**Exercise aim:**
Show all lines of the listing that hold the word "CUARTA".
*** Available data
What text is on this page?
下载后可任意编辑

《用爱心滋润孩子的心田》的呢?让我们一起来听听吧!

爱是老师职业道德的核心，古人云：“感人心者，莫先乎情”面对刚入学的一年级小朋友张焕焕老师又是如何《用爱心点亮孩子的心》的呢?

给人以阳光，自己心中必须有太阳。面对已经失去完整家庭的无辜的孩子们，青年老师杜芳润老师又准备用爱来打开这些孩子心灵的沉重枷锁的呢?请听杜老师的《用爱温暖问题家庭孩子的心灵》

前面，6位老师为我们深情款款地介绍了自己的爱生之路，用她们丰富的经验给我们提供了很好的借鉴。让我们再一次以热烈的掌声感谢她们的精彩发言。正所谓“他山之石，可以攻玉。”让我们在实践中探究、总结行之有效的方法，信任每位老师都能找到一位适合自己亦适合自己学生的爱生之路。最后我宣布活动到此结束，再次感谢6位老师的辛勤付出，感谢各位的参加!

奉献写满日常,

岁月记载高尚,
******
*** Available data
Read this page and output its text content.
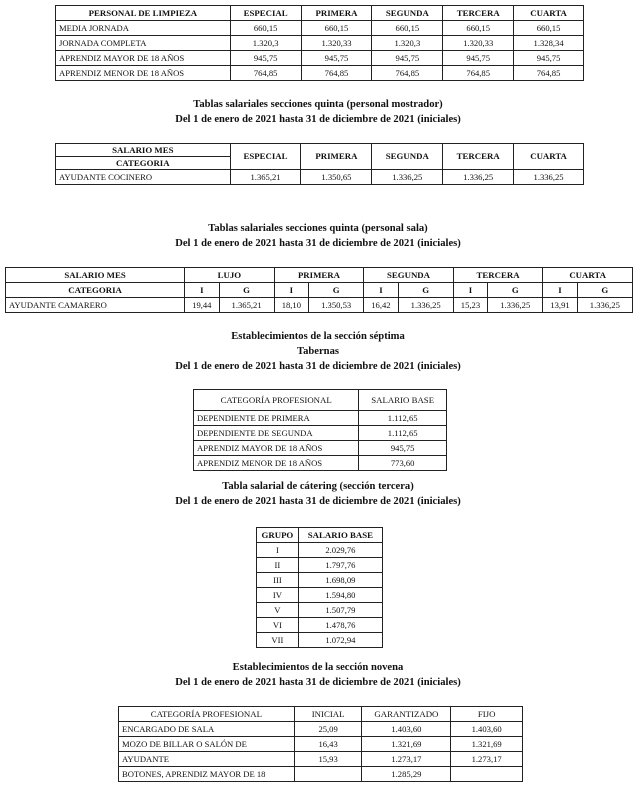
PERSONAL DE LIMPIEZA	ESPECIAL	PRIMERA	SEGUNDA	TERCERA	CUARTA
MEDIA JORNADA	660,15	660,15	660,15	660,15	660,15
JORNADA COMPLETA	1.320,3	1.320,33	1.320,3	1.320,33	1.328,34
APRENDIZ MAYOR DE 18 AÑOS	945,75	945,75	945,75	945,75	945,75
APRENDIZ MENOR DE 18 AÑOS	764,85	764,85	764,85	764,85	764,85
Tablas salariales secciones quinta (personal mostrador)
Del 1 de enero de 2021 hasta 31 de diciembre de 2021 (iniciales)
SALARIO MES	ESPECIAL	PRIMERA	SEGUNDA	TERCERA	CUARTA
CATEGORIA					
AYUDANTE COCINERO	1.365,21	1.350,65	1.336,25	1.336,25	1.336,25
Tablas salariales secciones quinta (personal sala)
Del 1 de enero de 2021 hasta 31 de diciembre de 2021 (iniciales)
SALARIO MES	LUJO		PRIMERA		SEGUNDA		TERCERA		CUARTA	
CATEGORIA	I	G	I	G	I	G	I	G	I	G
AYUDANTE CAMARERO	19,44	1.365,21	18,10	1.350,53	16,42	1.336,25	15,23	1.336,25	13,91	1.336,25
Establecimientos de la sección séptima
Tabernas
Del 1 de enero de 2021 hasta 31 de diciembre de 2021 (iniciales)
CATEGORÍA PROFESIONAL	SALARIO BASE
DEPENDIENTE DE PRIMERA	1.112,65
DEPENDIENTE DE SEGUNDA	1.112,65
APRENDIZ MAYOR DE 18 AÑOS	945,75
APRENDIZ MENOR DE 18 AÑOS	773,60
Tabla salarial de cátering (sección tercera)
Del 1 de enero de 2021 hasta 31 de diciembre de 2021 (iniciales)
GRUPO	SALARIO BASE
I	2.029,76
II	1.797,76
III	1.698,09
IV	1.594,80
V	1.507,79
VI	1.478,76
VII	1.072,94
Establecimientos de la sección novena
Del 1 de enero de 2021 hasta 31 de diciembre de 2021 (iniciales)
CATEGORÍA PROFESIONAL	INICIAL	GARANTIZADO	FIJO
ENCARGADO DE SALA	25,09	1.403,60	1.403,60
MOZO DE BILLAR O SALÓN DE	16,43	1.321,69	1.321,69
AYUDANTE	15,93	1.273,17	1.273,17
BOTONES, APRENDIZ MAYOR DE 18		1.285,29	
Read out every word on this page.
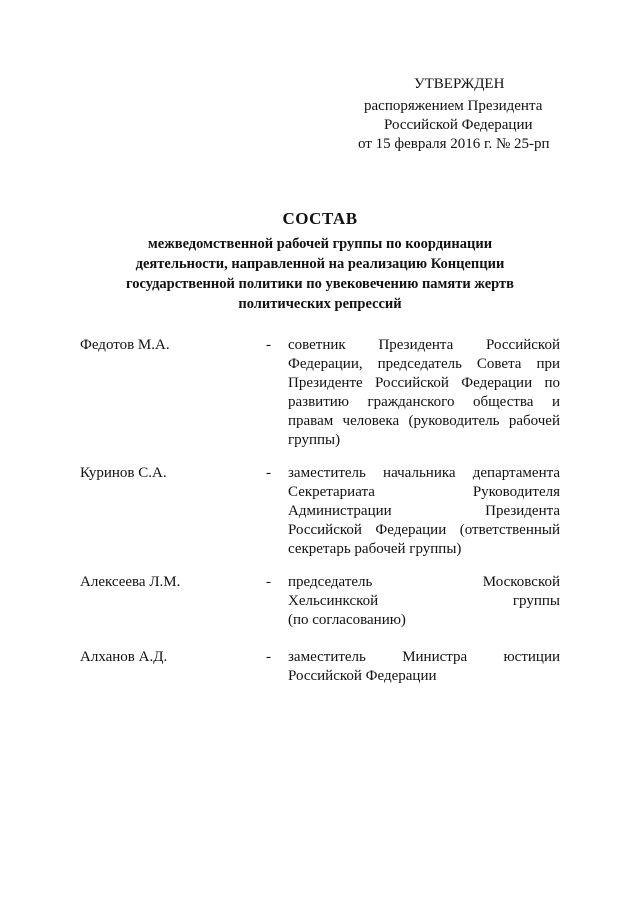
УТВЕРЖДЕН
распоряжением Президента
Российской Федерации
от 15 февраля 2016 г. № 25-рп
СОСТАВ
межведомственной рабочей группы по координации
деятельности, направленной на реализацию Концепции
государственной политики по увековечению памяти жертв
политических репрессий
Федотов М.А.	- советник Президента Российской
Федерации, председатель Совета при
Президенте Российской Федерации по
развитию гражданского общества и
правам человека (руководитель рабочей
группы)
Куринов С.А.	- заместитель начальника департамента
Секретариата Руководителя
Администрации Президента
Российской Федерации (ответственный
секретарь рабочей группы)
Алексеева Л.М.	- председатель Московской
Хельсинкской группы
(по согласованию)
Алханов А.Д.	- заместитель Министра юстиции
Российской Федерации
******
*** Available data
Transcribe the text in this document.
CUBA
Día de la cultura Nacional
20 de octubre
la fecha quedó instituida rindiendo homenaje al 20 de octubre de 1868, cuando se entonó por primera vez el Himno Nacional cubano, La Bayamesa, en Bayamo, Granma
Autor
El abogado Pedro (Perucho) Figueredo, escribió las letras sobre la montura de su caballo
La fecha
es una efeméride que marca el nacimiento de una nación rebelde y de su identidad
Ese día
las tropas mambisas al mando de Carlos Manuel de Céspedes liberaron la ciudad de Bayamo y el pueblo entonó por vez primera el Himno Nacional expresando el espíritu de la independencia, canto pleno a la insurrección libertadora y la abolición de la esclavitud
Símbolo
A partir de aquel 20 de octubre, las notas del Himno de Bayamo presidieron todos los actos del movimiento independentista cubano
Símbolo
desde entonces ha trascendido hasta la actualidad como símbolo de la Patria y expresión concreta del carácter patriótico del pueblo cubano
******
**The answer:**
PERSONAL DE LIMPIEZA	ESPECIAL	PRIMERA	SEGUNDA	TERCERA	CUARTA
SALARIO MES	ESPECIAL	PRIMERA	SEGUNDA	TERCERA	CUARTA
SALARIO MES	LUJO		PRIMERA		SEGUNDA		TERCERA		CUARTA	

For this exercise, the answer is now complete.